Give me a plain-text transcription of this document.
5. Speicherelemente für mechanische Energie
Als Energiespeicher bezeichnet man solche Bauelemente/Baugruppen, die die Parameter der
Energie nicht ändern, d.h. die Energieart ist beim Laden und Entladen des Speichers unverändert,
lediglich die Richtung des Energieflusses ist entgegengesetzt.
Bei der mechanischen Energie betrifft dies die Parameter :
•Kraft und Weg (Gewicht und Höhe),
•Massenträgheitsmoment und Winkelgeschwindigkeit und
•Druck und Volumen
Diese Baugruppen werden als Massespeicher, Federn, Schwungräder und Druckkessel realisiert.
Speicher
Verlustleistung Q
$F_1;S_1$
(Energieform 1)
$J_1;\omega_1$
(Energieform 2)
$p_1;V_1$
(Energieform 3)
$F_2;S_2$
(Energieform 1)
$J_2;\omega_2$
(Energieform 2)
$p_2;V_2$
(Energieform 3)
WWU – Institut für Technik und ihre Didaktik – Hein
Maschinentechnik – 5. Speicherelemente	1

> [GIVEN INSTRUCTION]: Establish how many lines of the material above hold the word "Baugruppen". Nothing but the count should be returned.

> [EXERCISE RESPONSE]: 2